Description of the task: Rewrite the records from the start through the line containing "y-tick-label: 58 — [1146, 176, 1169, 199]", swapping "interactable" for "clickable" and leaving everything else as it is.

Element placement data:
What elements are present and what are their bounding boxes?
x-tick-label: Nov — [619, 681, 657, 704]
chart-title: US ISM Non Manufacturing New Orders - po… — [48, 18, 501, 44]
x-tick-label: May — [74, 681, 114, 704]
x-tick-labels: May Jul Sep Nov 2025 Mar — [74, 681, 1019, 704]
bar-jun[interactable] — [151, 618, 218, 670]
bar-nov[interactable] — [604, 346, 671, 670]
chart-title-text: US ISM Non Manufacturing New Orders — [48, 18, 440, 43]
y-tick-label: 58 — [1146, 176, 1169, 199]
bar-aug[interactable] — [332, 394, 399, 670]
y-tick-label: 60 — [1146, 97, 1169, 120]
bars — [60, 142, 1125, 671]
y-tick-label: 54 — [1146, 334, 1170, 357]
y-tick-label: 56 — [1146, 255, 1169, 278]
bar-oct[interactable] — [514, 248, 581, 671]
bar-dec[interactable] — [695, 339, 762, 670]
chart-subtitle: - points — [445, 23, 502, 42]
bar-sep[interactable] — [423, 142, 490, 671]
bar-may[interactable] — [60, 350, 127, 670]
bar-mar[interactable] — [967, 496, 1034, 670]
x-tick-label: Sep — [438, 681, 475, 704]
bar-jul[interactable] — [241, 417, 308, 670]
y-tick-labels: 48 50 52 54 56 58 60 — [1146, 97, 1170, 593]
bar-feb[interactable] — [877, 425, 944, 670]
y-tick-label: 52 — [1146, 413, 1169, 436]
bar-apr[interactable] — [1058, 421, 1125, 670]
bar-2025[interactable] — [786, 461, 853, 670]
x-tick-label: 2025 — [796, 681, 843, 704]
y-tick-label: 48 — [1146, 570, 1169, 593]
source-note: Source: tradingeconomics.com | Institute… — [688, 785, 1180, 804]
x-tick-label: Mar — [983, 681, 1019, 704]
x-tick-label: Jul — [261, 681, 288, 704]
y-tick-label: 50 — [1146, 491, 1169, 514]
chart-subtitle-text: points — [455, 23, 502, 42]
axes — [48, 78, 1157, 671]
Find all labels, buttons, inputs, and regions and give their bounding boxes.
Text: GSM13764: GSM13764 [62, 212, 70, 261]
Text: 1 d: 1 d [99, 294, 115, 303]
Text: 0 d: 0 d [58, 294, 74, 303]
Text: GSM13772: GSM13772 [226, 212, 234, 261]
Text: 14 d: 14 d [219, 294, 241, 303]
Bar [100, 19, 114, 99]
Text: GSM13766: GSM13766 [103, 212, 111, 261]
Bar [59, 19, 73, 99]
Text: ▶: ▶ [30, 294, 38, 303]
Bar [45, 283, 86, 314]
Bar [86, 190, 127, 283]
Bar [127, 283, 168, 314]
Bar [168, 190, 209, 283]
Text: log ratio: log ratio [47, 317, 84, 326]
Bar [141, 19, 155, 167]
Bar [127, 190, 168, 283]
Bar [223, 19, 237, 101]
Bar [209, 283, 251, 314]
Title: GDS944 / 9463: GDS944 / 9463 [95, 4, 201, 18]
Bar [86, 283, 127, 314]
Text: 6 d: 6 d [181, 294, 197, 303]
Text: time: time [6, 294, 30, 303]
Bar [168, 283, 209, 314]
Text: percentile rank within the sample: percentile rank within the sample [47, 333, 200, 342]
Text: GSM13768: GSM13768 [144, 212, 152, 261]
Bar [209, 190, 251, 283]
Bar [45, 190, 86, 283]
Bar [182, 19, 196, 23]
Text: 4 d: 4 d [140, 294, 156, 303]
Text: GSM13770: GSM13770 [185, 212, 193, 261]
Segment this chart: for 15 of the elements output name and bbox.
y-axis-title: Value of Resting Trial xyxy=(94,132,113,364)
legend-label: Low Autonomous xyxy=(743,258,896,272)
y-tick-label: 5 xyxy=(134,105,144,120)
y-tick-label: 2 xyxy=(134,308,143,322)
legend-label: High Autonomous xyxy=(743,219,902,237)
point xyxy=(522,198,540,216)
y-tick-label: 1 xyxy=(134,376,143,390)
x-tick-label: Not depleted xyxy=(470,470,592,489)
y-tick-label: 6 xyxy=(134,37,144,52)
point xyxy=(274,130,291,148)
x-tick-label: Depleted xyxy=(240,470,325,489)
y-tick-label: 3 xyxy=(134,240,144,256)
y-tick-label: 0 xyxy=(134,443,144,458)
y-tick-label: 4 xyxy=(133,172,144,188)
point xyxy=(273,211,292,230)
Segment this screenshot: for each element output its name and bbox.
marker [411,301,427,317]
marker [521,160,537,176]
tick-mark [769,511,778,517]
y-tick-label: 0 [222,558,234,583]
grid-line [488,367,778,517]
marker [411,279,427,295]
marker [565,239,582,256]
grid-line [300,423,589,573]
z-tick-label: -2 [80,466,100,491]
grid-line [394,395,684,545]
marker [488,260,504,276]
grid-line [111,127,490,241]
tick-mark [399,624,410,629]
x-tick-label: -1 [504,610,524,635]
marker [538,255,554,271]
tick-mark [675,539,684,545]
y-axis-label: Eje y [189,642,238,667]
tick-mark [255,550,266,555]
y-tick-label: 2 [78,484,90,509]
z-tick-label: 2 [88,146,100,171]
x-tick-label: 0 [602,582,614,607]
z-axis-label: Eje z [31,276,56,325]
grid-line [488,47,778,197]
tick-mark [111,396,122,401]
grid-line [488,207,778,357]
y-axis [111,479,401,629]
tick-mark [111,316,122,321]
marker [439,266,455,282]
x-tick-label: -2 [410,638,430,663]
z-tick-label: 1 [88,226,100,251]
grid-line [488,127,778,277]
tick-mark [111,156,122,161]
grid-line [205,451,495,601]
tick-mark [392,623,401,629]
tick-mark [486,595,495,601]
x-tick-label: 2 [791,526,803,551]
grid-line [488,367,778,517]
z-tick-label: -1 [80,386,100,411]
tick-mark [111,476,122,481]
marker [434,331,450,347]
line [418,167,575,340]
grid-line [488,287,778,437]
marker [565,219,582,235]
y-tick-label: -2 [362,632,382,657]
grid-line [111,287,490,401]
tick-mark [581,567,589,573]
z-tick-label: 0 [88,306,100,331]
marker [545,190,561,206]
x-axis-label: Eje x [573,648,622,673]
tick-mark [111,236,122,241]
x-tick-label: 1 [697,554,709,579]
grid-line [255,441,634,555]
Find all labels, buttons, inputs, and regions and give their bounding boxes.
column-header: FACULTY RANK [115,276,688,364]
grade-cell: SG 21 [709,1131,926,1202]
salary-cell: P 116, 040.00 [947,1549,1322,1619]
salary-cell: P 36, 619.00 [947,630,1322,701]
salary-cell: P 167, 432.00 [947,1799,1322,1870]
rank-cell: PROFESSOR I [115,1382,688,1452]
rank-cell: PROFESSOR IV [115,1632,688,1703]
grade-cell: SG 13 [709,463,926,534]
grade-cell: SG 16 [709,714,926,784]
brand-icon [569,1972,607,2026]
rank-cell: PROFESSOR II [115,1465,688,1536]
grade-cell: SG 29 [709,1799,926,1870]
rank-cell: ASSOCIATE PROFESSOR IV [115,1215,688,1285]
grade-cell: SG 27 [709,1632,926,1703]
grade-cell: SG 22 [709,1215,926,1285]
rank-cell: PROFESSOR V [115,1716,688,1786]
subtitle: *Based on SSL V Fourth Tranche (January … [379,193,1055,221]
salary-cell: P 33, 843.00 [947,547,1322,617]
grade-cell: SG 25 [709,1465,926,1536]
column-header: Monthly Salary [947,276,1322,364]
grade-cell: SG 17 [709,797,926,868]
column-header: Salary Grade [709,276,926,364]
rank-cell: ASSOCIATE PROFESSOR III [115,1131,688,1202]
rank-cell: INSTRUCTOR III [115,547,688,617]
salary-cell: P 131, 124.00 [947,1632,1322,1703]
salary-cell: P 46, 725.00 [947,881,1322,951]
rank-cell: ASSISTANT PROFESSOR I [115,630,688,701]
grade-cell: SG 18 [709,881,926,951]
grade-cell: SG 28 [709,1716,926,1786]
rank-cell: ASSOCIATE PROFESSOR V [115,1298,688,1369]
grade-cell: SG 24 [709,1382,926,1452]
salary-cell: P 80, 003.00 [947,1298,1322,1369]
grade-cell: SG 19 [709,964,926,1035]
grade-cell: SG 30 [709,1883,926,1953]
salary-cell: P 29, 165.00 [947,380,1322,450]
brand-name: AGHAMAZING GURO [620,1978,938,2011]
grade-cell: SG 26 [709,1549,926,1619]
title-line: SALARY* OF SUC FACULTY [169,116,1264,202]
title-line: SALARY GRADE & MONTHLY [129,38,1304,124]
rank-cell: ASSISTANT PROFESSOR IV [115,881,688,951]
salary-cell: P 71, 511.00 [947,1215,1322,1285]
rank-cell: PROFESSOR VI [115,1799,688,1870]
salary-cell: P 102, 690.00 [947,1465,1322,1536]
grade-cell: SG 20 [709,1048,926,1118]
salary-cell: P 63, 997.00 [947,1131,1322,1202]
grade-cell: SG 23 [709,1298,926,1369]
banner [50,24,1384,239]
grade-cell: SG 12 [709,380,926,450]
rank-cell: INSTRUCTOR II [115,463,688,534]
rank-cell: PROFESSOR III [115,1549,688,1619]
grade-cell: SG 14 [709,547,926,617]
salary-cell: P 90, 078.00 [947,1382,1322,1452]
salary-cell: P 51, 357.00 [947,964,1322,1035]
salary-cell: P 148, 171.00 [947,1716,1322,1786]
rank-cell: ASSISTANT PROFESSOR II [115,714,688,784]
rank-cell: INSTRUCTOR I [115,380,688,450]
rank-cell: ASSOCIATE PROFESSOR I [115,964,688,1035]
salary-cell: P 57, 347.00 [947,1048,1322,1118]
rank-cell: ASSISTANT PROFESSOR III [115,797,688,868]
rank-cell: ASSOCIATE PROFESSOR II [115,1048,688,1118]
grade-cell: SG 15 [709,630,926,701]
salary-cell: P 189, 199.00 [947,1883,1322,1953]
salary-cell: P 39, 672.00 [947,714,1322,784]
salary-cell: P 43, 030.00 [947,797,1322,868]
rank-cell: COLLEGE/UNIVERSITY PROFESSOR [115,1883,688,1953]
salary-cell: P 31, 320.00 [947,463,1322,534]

Solved exercise:
What elements are present and what are their bounding boxes?
x-tick-label: Nov — [619, 681, 657, 704]
chart-title: US ISM Non Manufacturing New Orders - po… — [48, 18, 501, 44]
x-tick-label: May — [74, 681, 114, 704]
x-tick-labels: May Jul Sep Nov 2025 Mar — [74, 681, 1019, 704]
bar-jun[clickable] — [151, 618, 218, 670]
bar-nov[clickable] — [604, 346, 671, 670]
chart-title-text: US ISM Non Manufacturing New Orders — [48, 18, 440, 43]
y-tick-label: 58 — [1146, 176, 1169, 199]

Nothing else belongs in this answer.